Leave out the pictures and copy the remaining records exactly.

[start]

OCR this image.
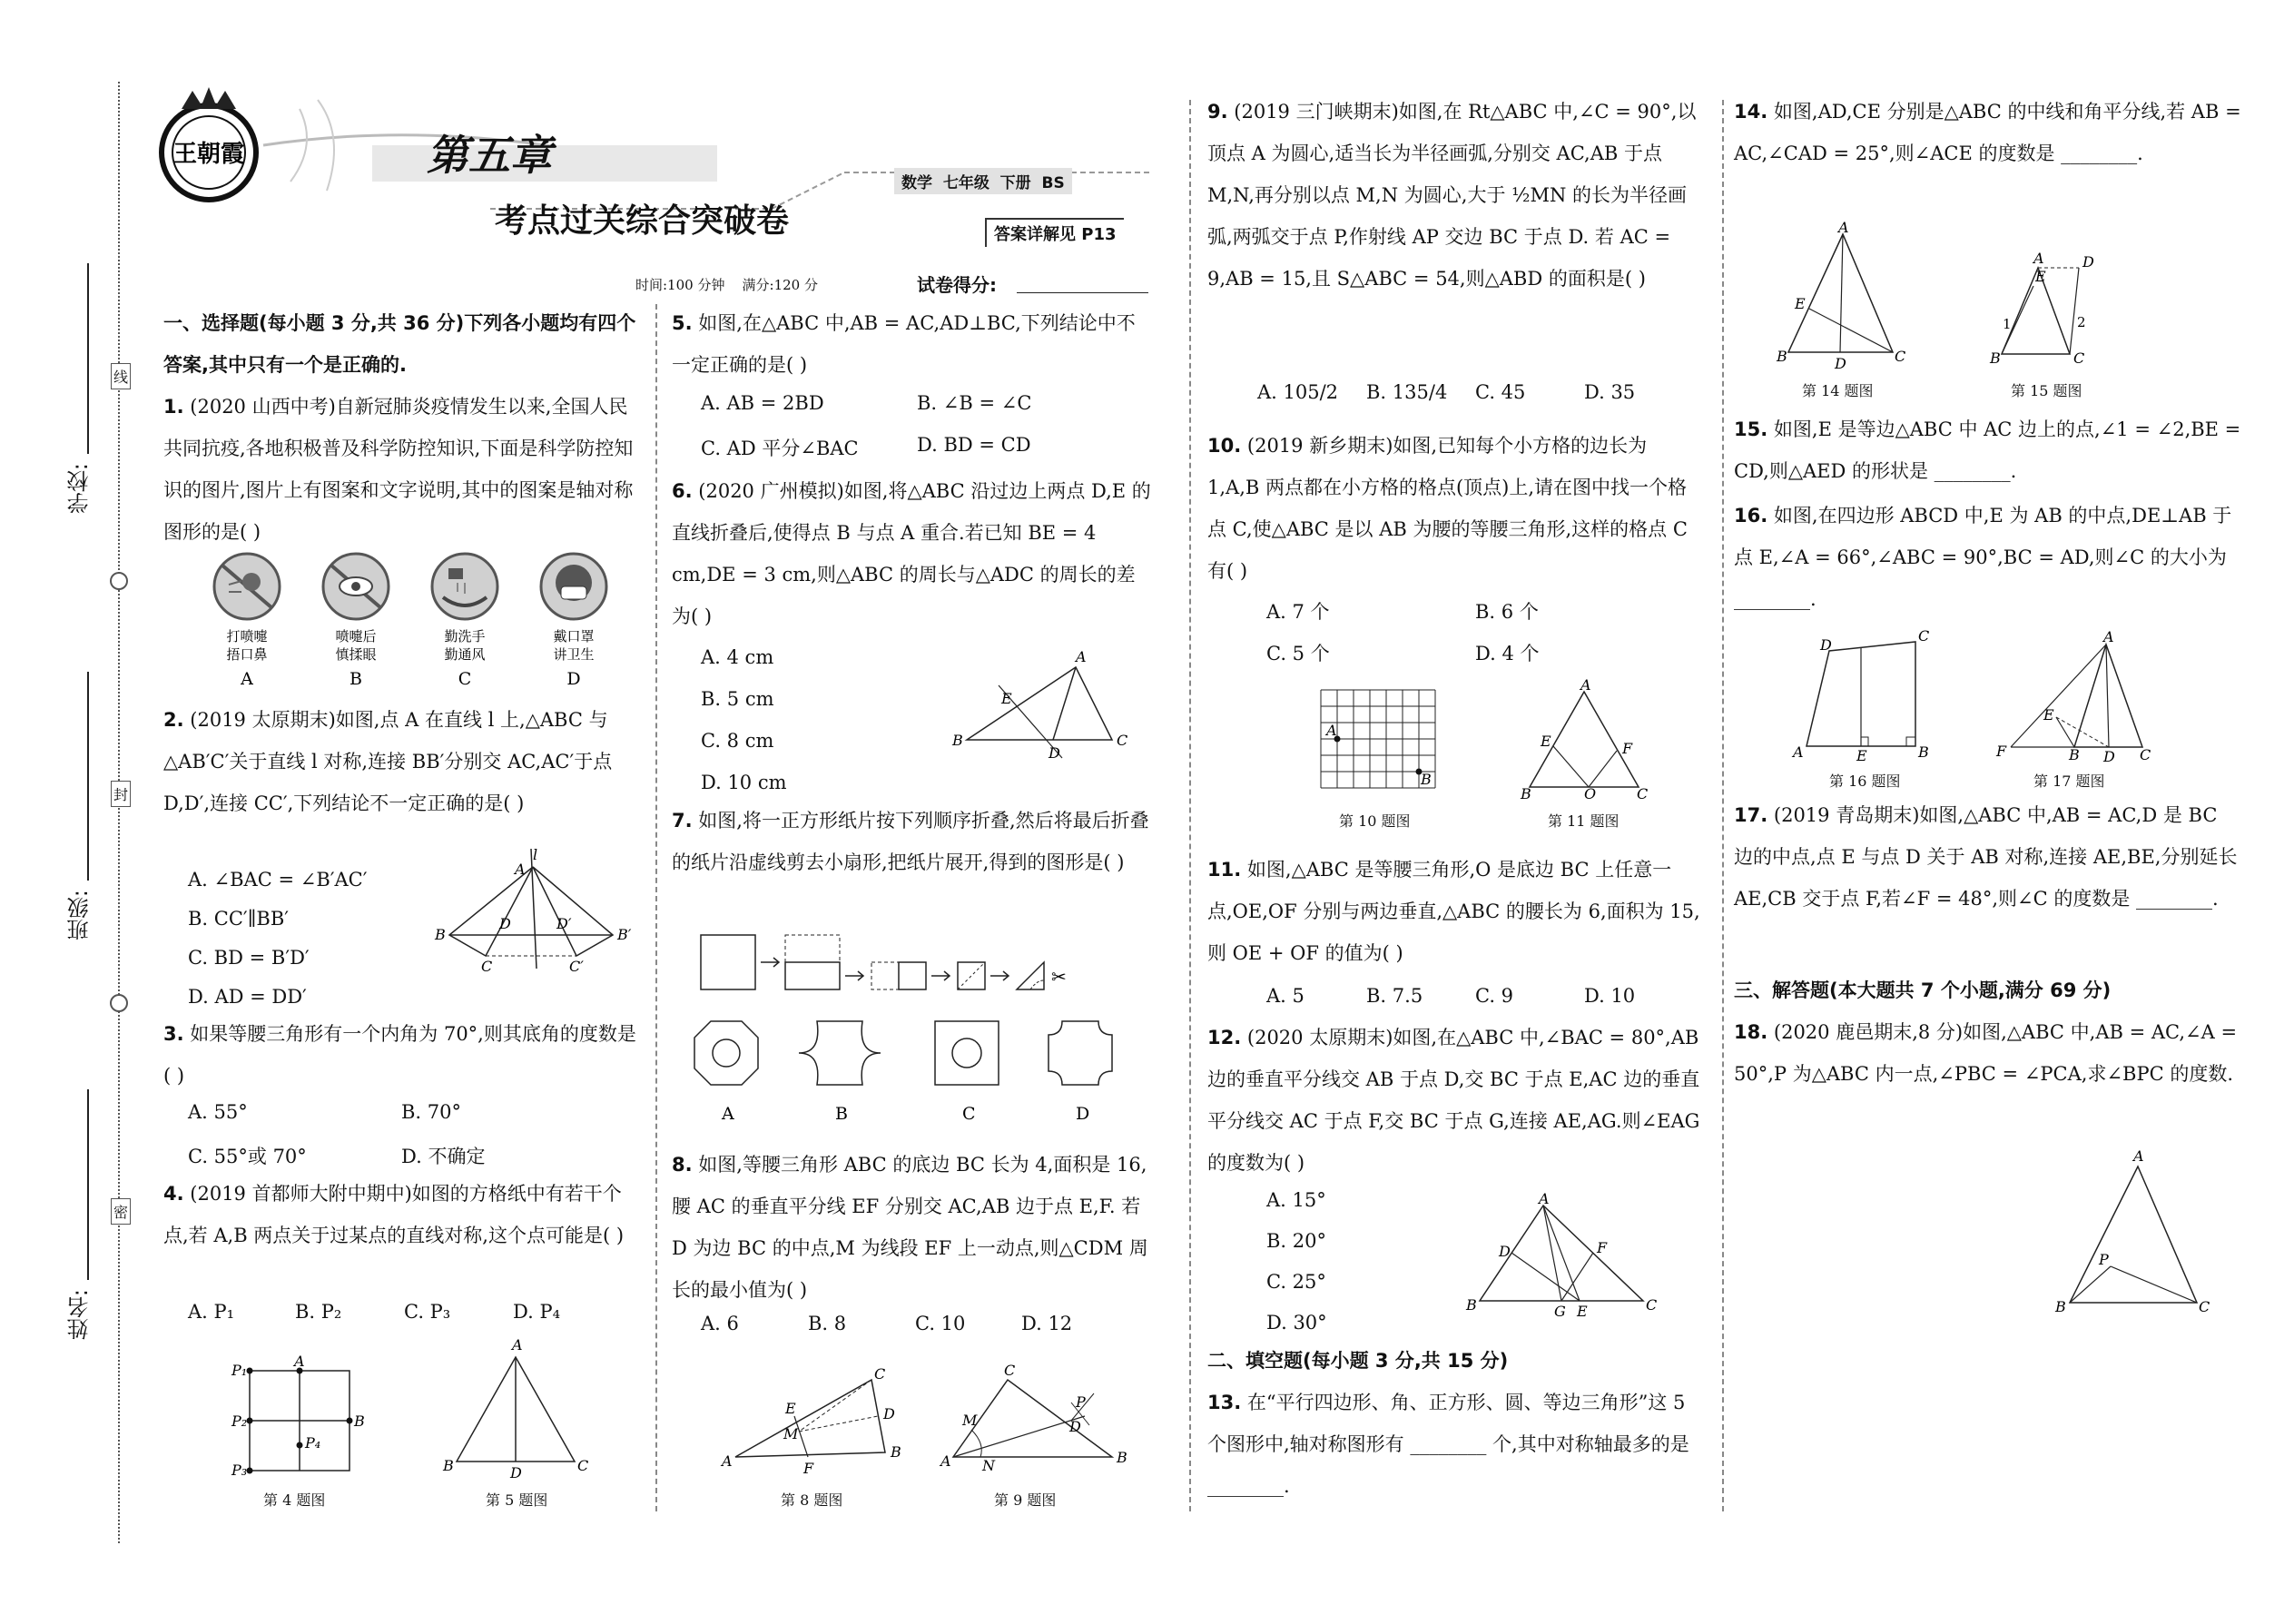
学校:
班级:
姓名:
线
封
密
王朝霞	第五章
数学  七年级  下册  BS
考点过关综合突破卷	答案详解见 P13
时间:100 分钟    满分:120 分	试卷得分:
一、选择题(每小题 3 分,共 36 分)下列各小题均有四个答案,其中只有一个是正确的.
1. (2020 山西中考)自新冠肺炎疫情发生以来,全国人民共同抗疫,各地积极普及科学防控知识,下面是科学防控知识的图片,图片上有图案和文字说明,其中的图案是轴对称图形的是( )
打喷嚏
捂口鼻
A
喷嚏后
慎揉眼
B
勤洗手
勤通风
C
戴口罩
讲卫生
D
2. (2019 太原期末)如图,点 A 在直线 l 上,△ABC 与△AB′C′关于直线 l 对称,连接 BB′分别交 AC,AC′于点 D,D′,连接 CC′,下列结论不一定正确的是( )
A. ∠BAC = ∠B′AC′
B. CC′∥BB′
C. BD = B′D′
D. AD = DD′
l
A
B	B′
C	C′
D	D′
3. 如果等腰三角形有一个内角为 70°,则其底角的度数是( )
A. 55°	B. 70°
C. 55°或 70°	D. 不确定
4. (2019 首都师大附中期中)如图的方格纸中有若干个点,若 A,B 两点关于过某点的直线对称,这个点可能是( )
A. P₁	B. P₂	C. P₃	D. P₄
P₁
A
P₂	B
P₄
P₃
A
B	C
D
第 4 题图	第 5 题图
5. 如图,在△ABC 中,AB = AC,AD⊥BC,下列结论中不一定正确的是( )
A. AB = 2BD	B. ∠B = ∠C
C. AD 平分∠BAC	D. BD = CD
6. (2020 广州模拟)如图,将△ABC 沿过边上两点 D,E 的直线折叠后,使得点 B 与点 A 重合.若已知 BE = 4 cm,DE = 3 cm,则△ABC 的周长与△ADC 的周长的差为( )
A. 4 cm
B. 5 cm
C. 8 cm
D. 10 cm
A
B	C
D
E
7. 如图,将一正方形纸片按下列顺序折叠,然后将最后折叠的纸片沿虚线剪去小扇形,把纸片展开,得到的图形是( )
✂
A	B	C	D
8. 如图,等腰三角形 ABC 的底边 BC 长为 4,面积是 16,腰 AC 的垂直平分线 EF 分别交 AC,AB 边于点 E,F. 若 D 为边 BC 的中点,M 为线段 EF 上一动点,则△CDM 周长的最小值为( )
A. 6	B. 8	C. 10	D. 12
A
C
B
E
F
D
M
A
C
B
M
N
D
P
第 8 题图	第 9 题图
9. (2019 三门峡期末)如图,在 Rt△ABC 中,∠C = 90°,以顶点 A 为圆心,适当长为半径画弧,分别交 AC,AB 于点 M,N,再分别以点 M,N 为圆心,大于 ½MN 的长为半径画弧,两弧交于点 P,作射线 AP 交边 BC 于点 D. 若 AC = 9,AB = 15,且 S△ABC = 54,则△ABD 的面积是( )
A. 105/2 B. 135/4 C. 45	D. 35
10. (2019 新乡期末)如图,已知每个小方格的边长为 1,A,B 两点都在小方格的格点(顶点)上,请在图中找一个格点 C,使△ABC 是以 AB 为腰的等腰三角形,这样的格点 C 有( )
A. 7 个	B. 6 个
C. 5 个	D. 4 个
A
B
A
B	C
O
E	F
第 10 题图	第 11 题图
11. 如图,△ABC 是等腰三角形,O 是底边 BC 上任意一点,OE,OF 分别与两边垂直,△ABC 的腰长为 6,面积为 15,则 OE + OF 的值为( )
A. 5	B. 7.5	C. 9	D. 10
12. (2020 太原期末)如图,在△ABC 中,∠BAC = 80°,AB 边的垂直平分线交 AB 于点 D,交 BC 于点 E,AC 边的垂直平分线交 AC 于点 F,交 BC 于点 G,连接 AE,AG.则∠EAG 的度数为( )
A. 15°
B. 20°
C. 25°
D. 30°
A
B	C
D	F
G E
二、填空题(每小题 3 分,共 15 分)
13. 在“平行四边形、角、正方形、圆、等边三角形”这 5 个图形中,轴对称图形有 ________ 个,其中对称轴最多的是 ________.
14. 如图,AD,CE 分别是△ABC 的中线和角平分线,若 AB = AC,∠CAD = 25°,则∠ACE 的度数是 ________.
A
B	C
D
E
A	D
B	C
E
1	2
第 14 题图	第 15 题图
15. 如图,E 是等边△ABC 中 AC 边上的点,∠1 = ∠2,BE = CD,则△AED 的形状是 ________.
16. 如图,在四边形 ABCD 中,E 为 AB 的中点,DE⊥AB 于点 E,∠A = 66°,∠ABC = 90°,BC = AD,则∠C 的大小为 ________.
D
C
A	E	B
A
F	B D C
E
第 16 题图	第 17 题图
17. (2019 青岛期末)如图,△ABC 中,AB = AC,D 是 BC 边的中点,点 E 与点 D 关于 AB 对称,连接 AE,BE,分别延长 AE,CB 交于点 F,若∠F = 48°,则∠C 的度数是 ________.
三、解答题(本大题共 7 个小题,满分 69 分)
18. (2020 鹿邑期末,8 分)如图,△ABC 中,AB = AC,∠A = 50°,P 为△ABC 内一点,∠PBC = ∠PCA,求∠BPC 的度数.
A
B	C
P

[end]

*THE COMPLETED TASK:*
OCR this image.
学校:
班级:
姓名:
线
封
密
王朝霞	第五章
数学  七年级  下册  BS
考点过关综合突破卷	答案详解见 P13
时间:100 分钟    满分:120 分	试卷得分:
一、选择题(每小题 3 分,共 36 分)下列各小题均有四个答案,其中只有一个是正确的.
1. (2020 山西中考)自新冠肺炎疫情发生以来,全国人民共同抗疫,各地积极普及科学防控知识,下面是科学防控知识的图片,图片上有图案和文字说明,其中的图案是轴对称图形的是( )
打喷嚏
捂口鼻
A
喷嚏后
慎揉眼
B
勤洗手
勤通风
C
戴口罩
讲卫生
D
2. (2019 太原期末)如图,点 A 在直线 l 上,△ABC 与△AB′C′关于直线 l 对称,连接 BB′分别交 AC,AC′于点 D,D′,连接 CC′,下列结论不一定正确的是( )
A. ∠BAC = ∠B′AC′
B. CC′∥BB′
C. BD = B′D′
D. AD = DD′
l
A
B	B′
C	C′
D	D′
3. 如果等腰三角形有一个内角为 70°,则其底角的度数是( )
A. 55°	B. 70°
C. 55°或 70°	D. 不确定
4. (2019 首都师大附中期中)如图的方格纸中有若干个点,若 A,B 两点关于过某点的直线对称,这个点可能是( )
A. P₁	B. P₂	C. P₃	D. P₄
P₁
A
P₂	B
P₄
P₃
A
B	C
D
第 4 题图	第 5 题图
5. 如图,在△ABC 中,AB = AC,AD⊥BC,下列结论中不一定正确的是( )
A. AB = 2BD	B. ∠B = ∠C
C. AD 平分∠BAC	D. BD = CD
6. (2020 广州模拟)如图,将△ABC 沿过边上两点 D,E 的直线折叠后,使得点 B 与点 A 重合.若已知 BE = 4 cm,DE = 3 cm,则△ABC 的周长与△ADC 的周长的差为( )
A. 4 cm
B. 5 cm
C. 8 cm
D. 10 cm
A
B	C
D
E
7. 如图,将一正方形纸片按下列顺序折叠,然后将最后折叠的纸片沿虚线剪去小扇形,把纸片展开,得到的图形是( )
✂
A	B	C	D
8. 如图,等腰三角形 ABC 的底边 BC 长为 4,面积是 16,腰 AC 的垂直平分线 EF 分别交 AC,AB 边于点 E,F. 若 D 为边 BC 的中点,M 为线段 EF 上一动点,则△CDM 周长的最小值为( )
A. 6	B. 8	C. 10	D. 12
A
C
B
E
F
D
M
A
C
B
M
N
D
P
第 8 题图	第 9 题图
9. (2019 三门峡期末)如图,在 Rt△ABC 中,∠C = 90°,以顶点 A 为圆心,适当长为半径画弧,分别交 AC,AB 于点 M,N,再分别以点 M,N 为圆心,大于 ½MN 的长为半径画弧,两弧交于点 P,作射线 AP 交边 BC 于点 D. 若 AC = 9,AB = 15,且 S△ABC = 54,则△ABD 的面积是( )
A. 105/2 B. 135/4 C. 45	D. 35
10. (2019 新乡期末)如图,已知每个小方格的边长为 1,A,B 两点都在小方格的格点(顶点)上,请在图中找一个格点 C,使△ABC 是以 AB 为腰的等腰三角形,这样的格点 C 有( )
A. 7 个	B. 6 个
C. 5 个	D. 4 个
A
B
A
B	C
O
E	F
第 10 题图	第 11 题图
11. 如图,△ABC 是等腰三角形,O 是底边 BC 上任意一点,OE,OF 分别与两边垂直,△ABC 的腰长为 6,面积为 15,则 OE + OF 的值为( )
A. 5	B. 7.5	C. 9	D. 10
12. (2020 太原期末)如图,在△ABC 中,∠BAC = 80°,AB 边的垂直平分线交 AB 于点 D,交 BC 于点 E,AC 边的垂直平分线交 AC 于点 F,交 BC 于点 G,连接 AE,AG.则∠EAG 的度数为( )
A. 15°
B. 20°
C. 25°
D. 30°
A
B	C
D	F
G E
二、填空题(每小题 3 分,共 15 分)
13. 在“平行四边形、角、正方形、圆、等边三角形”这 5 个图形中,轴对称图形有 ________ 个,其中对称轴最多的是 ________.
14. 如图,AD,CE 分别是△ABC 的中线和角平分线,若 AB = AC,∠CAD = 25°,则∠ACE 的度数是 ________.
A
B	C
D
E
A	D
B	C
E
1	2
第 14 题图	第 15 题图
15. 如图,E 是等边△ABC 中 AC 边上的点,∠1 = ∠2,BE = CD,则△AED 的形状是 ________.
16. 如图,在四边形 ABCD 中,E 为 AB 的中点,DE⊥AB 于点 E,∠A = 66°,∠ABC = 90°,BC = AD,则∠C 的大小为 ________.
D
C
A	E	B
A
F	B D C
E
第 16 题图	第 17 题图
17. (2019 青岛期末)如图,△ABC 中,AB = AC,D 是 BC 边的中点,点 E 与点 D 关于 AB 对称,连接 AE,BE,分别延长 AE,CB 交于点 F,若∠F = 48°,则∠C 的度数是 ________.
三、解答题(本大题共 7 个小题,满分 69 分)
18. (2020 鹿邑期末,8 分)如图,△ABC 中,AB = AC,∠A = 50°,P 为△ABC 内一点,∠PBC = ∠PCA,求∠BPC 的度数.
A
B	C
P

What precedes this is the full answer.